**Vorliegende Einträge:**
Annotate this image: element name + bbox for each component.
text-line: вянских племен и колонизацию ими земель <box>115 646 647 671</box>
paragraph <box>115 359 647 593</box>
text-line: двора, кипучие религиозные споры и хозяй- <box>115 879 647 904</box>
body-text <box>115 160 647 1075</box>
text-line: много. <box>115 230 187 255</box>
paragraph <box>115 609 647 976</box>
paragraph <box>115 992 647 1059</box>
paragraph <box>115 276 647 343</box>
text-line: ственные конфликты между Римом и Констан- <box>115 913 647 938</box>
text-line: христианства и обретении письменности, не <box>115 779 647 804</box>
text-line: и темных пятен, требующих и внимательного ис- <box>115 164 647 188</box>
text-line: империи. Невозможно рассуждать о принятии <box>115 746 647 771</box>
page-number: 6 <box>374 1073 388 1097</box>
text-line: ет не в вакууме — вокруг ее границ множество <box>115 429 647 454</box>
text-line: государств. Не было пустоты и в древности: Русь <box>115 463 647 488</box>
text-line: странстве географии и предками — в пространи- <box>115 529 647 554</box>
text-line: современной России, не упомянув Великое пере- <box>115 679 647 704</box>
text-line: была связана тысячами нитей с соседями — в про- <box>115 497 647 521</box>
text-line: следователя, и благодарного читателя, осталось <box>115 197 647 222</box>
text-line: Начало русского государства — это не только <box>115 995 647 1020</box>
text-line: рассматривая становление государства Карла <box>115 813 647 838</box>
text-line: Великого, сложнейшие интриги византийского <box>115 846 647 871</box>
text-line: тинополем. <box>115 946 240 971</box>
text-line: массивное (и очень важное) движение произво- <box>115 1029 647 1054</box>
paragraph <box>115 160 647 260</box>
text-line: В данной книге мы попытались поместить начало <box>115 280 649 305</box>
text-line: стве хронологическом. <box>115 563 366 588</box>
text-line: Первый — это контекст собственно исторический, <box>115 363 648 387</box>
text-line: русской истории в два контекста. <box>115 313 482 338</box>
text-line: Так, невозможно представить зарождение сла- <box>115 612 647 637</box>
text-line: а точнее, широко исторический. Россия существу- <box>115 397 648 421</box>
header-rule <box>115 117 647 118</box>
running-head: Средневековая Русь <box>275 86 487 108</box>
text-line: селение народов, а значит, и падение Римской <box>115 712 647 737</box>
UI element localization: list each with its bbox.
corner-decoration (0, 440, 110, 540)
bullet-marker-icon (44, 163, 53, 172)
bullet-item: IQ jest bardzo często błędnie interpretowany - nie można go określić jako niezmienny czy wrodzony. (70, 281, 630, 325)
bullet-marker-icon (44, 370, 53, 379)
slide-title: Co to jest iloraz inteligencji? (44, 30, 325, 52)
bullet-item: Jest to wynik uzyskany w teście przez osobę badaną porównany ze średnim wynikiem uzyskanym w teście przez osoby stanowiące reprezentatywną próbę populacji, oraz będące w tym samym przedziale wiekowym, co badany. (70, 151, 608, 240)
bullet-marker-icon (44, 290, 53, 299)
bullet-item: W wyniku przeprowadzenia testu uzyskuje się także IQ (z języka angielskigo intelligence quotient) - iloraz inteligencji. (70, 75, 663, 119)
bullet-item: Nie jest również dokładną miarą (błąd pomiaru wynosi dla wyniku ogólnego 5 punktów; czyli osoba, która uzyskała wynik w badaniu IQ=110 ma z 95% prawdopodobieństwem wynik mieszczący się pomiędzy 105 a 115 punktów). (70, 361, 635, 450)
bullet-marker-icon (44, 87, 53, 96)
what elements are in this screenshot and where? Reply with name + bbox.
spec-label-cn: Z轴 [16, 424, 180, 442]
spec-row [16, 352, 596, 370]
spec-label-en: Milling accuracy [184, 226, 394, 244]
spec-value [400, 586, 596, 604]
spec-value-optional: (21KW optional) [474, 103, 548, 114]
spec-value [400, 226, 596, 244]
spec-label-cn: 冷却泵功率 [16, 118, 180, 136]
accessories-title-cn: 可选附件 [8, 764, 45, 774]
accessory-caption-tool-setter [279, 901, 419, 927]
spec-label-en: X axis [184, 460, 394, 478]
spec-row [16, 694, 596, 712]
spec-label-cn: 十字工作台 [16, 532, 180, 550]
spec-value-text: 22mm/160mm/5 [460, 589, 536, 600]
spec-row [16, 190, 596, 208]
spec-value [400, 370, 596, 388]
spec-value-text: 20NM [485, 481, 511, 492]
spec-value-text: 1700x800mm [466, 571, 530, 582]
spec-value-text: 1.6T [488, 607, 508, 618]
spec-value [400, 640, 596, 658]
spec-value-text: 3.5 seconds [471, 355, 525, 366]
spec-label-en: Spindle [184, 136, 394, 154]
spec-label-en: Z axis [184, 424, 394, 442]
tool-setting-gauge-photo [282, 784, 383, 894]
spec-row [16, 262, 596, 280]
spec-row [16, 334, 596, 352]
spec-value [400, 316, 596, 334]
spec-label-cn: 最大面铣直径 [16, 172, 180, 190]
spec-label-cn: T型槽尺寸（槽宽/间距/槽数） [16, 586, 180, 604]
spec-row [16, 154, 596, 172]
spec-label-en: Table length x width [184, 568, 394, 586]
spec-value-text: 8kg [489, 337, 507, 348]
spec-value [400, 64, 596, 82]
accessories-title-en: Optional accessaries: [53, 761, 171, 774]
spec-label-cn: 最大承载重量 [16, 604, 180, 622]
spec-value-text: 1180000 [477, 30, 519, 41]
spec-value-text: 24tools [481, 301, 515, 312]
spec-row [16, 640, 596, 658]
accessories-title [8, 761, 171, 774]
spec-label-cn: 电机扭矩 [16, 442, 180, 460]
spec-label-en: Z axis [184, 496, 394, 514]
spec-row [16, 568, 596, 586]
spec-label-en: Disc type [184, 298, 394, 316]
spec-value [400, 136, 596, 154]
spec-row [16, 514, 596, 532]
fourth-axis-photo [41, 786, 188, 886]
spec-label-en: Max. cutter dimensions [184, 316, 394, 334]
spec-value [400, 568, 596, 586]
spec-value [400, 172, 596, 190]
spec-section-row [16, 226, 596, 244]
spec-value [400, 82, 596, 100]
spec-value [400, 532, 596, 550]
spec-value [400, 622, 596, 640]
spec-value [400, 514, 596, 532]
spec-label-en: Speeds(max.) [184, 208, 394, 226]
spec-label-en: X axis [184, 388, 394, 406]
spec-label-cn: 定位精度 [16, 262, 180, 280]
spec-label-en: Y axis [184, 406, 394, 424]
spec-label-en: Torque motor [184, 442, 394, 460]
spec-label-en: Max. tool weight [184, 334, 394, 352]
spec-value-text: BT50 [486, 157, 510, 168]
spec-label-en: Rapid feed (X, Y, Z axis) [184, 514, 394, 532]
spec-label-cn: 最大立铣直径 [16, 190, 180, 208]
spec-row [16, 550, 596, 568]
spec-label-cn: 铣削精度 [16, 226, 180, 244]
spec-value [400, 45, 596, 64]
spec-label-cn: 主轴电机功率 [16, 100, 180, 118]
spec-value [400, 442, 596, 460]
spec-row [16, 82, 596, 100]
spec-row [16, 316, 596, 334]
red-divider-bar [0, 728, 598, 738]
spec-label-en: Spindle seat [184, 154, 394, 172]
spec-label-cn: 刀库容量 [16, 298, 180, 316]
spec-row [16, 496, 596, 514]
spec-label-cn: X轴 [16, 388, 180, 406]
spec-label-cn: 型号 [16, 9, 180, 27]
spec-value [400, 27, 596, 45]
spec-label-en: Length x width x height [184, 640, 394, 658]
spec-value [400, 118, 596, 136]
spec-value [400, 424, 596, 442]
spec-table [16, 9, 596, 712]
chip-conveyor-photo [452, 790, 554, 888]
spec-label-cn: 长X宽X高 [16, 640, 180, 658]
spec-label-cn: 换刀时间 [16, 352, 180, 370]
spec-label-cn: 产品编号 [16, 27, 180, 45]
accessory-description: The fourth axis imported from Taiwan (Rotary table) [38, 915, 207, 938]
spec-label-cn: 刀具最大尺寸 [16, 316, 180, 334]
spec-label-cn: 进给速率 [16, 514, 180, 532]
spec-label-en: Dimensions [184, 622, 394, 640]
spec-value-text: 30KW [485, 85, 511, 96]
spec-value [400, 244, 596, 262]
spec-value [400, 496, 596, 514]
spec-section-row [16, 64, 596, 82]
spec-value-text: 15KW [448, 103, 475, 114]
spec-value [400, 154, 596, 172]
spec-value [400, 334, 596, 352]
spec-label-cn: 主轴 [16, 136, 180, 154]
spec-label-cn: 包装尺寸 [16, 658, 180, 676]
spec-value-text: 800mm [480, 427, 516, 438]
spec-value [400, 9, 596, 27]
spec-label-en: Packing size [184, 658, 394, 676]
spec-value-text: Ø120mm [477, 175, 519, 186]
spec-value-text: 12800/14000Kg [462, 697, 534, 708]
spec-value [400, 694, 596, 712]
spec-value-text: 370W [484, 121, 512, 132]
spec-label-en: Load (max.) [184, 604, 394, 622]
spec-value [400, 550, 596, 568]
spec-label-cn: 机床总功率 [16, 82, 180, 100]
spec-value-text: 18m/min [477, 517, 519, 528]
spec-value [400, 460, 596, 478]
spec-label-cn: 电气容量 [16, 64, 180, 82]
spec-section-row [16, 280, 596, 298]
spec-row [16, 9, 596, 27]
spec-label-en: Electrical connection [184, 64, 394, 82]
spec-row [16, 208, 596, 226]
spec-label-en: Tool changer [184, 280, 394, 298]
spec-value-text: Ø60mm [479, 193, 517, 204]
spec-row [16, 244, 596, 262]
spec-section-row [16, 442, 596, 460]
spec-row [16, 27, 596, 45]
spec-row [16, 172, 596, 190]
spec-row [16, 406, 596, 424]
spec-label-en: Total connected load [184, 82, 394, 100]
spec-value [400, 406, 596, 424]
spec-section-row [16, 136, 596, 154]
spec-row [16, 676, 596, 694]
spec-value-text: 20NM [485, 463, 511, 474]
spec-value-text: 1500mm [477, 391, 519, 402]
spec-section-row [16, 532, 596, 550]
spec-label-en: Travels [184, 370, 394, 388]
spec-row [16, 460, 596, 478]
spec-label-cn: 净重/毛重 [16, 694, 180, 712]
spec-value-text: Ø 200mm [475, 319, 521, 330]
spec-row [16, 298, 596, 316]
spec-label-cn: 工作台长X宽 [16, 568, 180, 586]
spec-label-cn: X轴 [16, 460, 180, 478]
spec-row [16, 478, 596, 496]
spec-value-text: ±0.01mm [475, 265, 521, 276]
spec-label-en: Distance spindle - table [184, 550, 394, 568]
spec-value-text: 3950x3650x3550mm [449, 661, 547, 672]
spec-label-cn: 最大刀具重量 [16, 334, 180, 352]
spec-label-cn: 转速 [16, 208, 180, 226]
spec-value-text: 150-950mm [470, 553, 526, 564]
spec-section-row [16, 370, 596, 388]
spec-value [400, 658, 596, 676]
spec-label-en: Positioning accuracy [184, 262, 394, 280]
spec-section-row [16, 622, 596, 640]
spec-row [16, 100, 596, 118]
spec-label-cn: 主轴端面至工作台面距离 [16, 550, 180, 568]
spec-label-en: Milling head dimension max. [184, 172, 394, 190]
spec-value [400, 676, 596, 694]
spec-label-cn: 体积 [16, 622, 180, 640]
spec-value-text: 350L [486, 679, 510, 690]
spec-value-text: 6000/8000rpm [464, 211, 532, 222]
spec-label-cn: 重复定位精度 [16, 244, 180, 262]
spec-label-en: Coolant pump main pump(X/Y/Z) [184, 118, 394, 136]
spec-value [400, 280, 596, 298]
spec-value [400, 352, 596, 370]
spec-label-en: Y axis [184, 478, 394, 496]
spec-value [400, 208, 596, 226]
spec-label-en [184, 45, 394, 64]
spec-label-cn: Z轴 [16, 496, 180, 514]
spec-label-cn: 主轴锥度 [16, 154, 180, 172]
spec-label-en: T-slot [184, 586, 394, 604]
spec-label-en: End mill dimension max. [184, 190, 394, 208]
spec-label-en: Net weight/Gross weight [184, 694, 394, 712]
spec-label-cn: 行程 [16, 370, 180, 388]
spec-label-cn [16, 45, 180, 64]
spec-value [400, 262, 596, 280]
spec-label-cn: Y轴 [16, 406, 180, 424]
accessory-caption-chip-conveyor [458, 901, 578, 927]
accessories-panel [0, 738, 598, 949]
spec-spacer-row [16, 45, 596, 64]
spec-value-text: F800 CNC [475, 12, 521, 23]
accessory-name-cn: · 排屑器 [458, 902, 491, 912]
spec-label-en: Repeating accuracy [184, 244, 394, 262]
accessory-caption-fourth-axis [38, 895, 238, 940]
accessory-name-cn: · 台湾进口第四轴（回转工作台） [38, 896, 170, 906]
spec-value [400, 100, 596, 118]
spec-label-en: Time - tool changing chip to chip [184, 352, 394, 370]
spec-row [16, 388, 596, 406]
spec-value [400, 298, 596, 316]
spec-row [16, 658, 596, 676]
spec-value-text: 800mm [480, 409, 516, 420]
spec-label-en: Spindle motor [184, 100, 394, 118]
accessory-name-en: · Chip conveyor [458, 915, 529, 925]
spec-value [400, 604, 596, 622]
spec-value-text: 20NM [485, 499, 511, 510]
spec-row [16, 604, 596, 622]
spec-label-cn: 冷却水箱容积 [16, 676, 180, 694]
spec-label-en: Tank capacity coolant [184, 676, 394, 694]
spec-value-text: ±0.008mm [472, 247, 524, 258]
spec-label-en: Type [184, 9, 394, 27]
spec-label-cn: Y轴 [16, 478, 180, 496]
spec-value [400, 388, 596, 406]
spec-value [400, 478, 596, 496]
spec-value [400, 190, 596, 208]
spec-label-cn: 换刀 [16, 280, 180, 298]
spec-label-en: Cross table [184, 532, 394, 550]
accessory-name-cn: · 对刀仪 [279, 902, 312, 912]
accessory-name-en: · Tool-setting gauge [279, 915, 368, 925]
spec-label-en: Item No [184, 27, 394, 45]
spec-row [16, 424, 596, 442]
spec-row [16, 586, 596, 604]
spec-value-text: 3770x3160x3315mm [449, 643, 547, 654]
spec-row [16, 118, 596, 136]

**Aufgabe:** Zitiere die Einträge oben vom Anfang bis einschließlich der Zeile, die „paragraph <box>115 276 647 343</box>“ enthält, Wort für Wort.

**Antwort:**
Annotate this image: element name + bbox for each component.
text-line: вянских племен и колонизацию ими земель <box>115 646 647 671</box>
paragraph <box>115 359 647 593</box>
text-line: двора, кипучие религиозные споры и хозяй- <box>115 879 647 904</box>
body-text <box>115 160 647 1075</box>
text-line: много. <box>115 230 187 255</box>
paragraph <box>115 609 647 976</box>
paragraph <box>115 992 647 1059</box>
paragraph <box>115 276 647 343</box>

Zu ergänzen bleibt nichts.